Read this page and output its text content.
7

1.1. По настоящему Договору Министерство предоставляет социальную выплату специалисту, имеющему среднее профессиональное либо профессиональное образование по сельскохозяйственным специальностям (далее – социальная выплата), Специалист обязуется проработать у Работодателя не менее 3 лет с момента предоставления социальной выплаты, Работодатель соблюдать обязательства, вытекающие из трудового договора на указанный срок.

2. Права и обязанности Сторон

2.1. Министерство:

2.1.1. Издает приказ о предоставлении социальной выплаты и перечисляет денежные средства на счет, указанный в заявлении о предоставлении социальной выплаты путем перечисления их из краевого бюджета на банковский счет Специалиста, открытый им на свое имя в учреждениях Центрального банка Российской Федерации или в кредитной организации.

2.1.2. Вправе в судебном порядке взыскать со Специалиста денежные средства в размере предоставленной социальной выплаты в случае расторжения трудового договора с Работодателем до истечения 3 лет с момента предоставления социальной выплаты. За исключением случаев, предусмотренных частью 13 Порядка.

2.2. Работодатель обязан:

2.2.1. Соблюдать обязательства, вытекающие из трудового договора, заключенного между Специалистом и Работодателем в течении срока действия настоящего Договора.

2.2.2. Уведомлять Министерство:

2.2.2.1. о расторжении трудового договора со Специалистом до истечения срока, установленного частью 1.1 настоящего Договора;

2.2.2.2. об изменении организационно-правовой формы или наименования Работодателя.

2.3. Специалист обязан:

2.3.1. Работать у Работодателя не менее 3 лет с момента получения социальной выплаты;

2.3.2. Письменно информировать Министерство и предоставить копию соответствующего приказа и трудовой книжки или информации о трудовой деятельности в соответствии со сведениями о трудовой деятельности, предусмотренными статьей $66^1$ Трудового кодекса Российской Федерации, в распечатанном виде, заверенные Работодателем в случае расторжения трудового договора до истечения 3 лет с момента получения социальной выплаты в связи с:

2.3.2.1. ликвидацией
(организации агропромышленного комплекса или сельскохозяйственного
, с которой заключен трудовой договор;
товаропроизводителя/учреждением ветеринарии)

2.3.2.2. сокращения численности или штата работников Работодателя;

▬▬▬▬▬▬

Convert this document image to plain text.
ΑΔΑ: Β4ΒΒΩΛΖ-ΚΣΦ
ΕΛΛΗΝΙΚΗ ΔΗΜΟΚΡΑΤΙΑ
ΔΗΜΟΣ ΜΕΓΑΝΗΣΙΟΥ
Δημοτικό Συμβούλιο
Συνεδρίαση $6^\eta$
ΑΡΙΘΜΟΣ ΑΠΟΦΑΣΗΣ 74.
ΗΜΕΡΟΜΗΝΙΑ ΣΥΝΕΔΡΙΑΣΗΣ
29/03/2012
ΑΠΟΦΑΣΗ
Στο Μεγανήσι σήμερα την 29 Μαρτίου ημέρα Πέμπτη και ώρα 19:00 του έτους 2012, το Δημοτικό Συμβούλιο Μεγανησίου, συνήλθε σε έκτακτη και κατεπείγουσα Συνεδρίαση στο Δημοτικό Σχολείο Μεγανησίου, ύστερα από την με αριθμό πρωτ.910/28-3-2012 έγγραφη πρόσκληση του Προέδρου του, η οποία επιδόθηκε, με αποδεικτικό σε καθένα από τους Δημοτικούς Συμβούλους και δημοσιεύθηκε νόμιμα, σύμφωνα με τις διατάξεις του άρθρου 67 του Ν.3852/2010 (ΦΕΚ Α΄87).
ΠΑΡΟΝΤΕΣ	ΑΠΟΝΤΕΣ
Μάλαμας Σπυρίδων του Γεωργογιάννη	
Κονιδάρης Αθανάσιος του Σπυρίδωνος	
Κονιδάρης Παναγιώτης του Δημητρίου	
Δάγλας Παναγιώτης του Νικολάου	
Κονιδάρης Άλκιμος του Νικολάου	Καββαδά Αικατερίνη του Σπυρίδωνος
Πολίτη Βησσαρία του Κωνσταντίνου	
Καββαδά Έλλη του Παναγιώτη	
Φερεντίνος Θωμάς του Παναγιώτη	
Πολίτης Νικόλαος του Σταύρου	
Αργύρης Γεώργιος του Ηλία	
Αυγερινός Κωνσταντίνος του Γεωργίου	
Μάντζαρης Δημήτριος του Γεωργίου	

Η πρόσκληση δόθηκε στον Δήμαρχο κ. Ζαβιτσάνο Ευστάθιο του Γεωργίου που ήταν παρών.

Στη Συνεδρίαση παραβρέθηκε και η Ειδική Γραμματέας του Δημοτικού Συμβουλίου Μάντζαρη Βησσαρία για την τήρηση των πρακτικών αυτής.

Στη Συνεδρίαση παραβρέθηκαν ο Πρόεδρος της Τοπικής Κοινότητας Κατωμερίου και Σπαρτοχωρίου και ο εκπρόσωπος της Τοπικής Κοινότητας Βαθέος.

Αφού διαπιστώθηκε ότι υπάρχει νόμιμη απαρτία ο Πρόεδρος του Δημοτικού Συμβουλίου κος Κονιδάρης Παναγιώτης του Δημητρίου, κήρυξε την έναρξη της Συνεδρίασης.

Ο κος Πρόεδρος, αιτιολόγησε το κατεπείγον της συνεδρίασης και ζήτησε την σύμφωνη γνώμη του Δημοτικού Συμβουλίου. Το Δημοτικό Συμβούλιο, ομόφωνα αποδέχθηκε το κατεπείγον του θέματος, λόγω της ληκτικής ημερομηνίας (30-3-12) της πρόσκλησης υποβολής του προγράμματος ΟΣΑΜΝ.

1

▬▬▬▬▬▬

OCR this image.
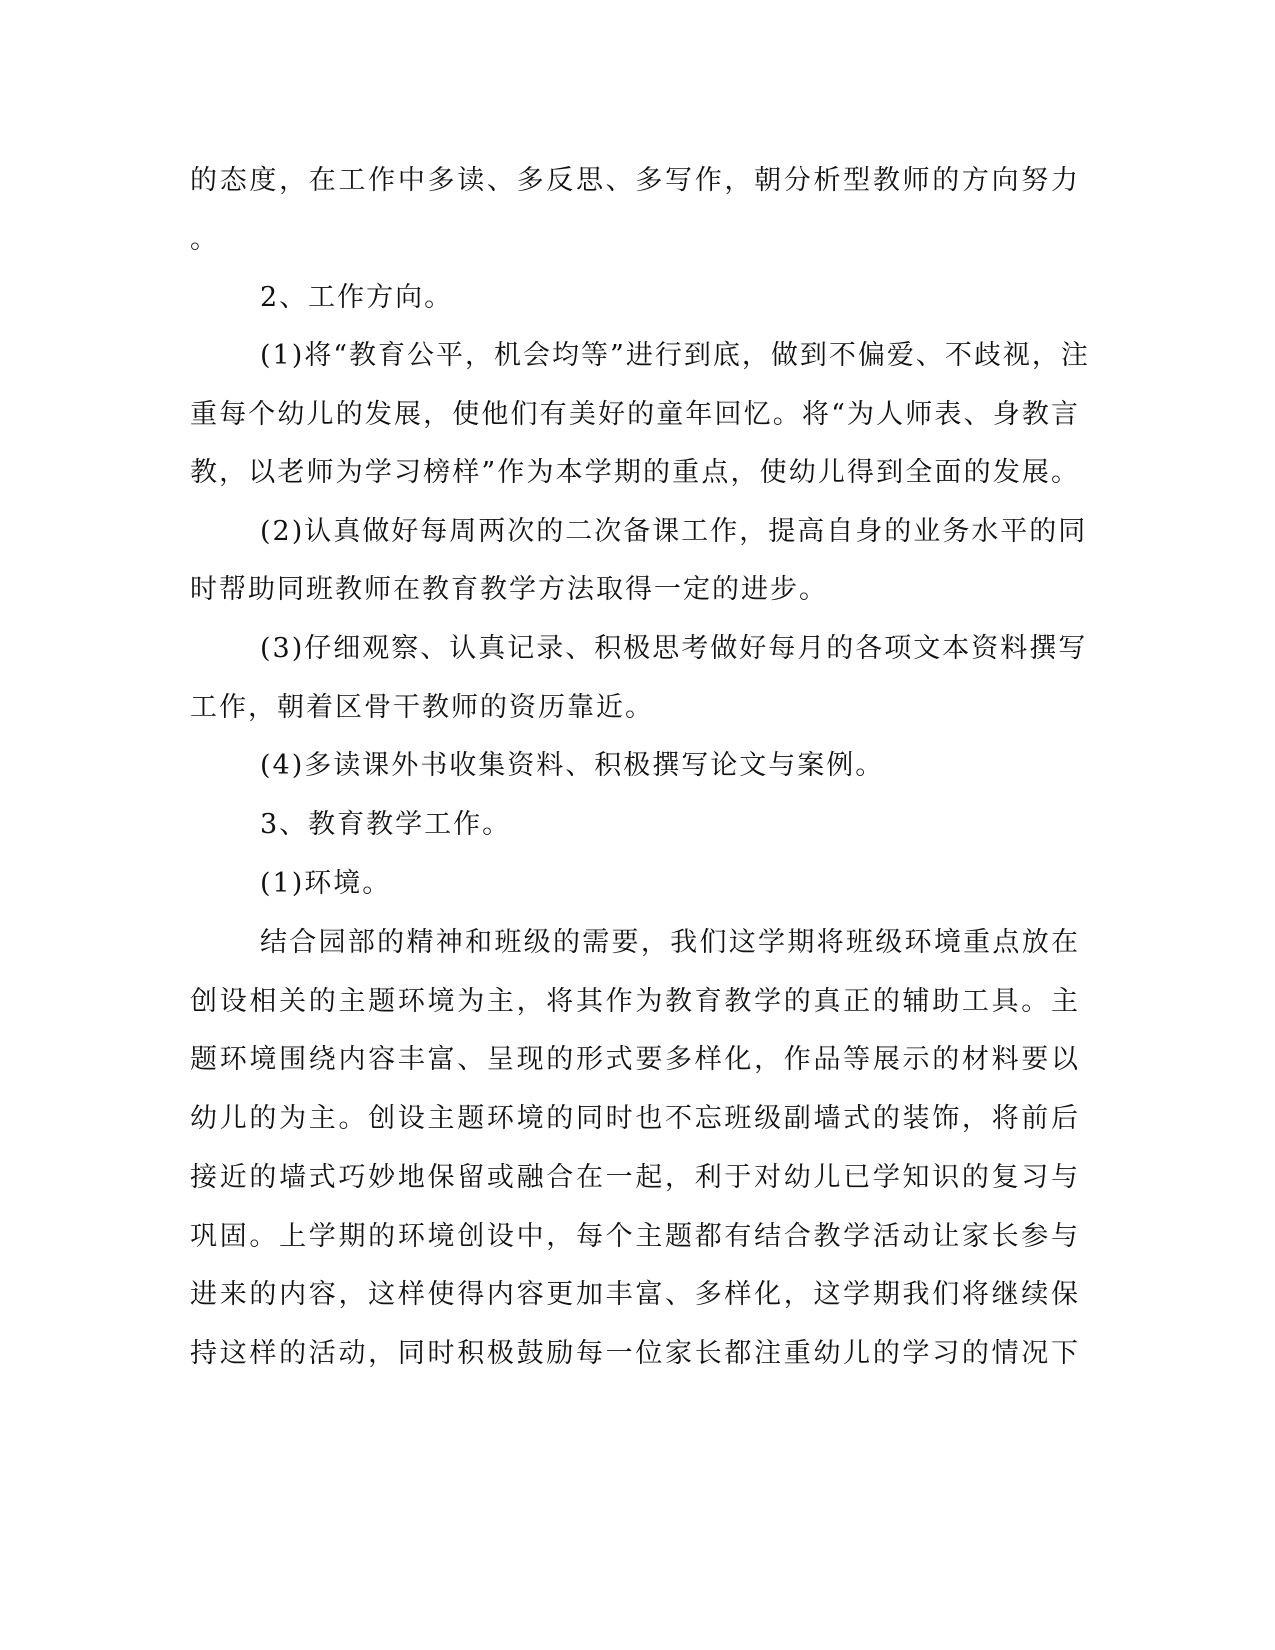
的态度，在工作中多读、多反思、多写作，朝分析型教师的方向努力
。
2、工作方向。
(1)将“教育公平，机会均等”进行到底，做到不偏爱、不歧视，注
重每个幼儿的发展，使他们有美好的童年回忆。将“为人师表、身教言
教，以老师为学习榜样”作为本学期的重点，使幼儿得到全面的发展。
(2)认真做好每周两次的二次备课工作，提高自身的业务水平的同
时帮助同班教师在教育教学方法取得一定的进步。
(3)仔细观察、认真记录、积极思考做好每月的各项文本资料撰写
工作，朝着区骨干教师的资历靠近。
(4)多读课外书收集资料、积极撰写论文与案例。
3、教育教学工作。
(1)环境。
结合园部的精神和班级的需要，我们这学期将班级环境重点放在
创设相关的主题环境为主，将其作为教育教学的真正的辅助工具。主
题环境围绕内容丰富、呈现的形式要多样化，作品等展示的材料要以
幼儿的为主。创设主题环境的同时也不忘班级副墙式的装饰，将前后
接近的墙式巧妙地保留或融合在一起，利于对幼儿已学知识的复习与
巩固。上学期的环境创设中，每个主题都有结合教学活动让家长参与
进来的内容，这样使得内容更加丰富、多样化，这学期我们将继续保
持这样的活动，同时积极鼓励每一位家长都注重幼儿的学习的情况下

▬▬▬▬▬▬

Copy every line above in which the string "text" shows up.

Read this page and output its text content.
Convert this document image to plain text.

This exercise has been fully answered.